# Exercise goal
Search the listing below for the string "does" and show each line that contains it.

━━━━━━━━

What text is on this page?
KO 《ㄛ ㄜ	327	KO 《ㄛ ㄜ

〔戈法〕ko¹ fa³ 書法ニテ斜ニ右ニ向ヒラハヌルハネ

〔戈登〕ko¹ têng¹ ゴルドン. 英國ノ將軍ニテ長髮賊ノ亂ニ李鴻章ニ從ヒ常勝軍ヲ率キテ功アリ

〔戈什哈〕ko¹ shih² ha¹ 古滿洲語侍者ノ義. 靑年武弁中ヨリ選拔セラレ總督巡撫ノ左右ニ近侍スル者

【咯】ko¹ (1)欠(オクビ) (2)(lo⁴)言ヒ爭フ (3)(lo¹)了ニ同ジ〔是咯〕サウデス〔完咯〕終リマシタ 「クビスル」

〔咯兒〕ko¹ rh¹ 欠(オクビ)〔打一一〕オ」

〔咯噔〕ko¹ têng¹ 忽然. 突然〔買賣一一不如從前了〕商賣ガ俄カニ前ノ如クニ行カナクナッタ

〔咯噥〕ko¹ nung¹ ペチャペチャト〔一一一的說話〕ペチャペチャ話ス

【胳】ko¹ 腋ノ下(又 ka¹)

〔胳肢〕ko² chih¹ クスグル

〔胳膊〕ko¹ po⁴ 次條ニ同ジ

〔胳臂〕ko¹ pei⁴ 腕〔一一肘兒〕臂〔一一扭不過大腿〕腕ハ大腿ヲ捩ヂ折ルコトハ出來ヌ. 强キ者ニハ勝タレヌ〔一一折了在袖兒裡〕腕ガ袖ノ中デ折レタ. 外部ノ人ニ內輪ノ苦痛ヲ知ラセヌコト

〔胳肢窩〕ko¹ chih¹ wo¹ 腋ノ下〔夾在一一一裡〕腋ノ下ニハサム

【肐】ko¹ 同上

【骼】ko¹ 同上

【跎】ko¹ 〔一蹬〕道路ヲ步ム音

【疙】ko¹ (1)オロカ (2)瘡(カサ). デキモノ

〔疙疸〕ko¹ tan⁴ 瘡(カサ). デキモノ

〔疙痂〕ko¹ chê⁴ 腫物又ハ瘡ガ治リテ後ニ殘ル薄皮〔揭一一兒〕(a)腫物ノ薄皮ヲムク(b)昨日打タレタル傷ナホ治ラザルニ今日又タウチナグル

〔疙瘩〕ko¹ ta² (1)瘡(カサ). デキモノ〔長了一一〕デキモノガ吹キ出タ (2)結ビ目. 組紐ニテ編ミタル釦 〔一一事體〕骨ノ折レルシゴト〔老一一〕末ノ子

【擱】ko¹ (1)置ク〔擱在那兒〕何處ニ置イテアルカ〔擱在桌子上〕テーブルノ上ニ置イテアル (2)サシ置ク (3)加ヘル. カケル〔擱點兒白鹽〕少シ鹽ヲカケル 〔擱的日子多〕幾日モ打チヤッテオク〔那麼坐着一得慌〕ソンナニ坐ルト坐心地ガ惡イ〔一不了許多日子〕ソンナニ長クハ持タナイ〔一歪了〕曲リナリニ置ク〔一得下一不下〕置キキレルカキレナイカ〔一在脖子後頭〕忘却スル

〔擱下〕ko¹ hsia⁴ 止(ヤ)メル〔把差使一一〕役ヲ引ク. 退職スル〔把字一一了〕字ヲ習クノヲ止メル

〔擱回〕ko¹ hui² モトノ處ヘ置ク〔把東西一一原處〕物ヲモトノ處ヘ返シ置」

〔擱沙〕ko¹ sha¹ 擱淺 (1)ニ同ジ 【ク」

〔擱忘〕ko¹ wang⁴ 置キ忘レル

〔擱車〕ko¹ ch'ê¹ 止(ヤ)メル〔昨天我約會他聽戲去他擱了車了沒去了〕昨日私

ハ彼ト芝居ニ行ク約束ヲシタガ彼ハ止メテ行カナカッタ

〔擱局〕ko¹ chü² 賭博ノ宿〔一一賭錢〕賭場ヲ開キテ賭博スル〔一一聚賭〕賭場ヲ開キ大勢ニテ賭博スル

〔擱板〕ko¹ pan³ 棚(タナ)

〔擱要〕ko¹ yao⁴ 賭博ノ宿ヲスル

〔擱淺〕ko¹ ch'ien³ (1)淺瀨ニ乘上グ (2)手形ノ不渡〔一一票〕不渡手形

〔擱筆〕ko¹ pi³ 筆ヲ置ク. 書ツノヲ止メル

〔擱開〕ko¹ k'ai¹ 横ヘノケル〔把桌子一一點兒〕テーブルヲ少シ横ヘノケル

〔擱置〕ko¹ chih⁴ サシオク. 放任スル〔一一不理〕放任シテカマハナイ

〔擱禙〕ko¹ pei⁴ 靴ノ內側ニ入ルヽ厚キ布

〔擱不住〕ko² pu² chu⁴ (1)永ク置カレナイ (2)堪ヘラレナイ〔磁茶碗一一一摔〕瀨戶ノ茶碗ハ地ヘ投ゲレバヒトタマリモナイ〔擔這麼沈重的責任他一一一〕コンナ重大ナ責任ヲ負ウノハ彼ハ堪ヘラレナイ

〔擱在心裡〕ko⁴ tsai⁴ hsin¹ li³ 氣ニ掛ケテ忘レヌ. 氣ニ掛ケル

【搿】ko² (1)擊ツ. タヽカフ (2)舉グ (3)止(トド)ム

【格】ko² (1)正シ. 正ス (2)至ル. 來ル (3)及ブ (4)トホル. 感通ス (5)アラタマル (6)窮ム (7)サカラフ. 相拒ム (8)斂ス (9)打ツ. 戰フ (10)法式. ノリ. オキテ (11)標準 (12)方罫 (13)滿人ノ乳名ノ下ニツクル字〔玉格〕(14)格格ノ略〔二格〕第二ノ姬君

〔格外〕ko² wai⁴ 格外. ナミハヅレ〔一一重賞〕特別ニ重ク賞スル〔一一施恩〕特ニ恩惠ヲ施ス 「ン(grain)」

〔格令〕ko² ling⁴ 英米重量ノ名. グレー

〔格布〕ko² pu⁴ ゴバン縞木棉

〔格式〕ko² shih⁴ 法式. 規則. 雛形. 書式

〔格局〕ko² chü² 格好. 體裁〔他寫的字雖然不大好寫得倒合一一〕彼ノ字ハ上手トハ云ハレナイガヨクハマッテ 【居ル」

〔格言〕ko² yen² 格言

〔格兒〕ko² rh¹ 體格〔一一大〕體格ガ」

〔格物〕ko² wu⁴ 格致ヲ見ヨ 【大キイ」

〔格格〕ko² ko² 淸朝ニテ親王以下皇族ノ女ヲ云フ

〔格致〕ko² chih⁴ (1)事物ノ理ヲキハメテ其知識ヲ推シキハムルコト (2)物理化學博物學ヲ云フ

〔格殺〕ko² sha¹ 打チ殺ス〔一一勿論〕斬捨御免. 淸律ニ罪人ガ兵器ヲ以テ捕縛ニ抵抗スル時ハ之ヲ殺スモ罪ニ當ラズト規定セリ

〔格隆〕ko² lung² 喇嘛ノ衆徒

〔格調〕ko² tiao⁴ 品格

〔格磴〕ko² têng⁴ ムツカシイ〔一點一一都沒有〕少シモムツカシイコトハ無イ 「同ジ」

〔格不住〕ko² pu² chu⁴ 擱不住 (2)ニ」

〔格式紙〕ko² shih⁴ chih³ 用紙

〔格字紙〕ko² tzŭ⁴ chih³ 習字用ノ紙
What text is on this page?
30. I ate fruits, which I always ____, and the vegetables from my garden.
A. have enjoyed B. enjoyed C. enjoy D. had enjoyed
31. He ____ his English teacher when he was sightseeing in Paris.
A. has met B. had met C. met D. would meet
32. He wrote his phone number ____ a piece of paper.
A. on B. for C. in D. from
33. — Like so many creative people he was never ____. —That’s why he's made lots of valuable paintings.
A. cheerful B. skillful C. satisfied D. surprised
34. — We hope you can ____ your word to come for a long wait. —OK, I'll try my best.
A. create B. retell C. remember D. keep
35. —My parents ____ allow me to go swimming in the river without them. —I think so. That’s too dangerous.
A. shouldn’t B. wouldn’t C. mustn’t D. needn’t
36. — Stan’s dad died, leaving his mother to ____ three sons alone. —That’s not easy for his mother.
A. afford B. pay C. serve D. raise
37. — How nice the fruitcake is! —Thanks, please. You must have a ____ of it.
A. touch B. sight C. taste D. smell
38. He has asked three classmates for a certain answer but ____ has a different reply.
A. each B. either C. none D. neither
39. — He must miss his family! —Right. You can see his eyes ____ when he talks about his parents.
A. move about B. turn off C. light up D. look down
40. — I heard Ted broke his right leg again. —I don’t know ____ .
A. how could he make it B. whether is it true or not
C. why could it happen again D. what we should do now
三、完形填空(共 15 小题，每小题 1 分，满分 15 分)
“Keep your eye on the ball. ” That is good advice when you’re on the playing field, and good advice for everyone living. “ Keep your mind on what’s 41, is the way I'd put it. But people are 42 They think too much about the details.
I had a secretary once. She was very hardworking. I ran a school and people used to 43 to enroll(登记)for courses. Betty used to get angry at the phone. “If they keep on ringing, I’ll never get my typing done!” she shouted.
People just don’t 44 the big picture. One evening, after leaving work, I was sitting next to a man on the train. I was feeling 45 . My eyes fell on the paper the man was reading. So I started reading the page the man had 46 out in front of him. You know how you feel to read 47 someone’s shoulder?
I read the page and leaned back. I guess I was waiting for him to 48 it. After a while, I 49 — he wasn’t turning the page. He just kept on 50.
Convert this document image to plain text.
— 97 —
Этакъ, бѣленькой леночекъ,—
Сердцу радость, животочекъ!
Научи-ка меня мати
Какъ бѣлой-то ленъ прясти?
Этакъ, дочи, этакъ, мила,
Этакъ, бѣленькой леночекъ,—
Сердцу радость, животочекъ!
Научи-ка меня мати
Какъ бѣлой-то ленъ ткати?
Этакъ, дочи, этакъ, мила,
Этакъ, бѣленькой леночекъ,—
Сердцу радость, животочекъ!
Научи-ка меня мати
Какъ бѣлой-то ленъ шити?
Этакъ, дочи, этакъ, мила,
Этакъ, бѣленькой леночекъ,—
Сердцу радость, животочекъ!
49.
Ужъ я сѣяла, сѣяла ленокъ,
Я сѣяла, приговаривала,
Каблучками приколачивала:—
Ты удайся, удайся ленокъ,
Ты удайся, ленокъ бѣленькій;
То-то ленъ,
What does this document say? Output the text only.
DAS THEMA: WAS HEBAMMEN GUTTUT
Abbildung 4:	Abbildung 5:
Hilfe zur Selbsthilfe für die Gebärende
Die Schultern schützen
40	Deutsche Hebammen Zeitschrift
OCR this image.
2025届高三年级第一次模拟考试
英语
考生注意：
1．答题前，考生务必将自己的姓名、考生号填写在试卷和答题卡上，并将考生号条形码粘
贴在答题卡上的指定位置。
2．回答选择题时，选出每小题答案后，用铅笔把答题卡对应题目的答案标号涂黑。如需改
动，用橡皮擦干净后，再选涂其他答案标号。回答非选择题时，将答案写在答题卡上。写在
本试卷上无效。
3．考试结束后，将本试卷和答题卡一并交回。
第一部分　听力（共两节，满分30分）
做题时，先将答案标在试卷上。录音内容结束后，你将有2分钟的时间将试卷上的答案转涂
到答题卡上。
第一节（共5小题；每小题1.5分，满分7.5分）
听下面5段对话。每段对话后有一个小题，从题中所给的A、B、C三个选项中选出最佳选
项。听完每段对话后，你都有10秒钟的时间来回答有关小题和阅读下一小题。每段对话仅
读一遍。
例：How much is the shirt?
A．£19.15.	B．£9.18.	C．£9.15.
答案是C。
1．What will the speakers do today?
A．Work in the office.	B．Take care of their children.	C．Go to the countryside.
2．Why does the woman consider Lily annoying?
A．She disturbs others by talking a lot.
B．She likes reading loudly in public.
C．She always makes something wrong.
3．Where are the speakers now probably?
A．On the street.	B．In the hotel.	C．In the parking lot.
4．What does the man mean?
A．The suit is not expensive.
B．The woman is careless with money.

━━━━━━━━

# Answer to this task
What does this document say? Output the text only.
2．Why does the woman consider Lily annoying?
4．What does the man mean?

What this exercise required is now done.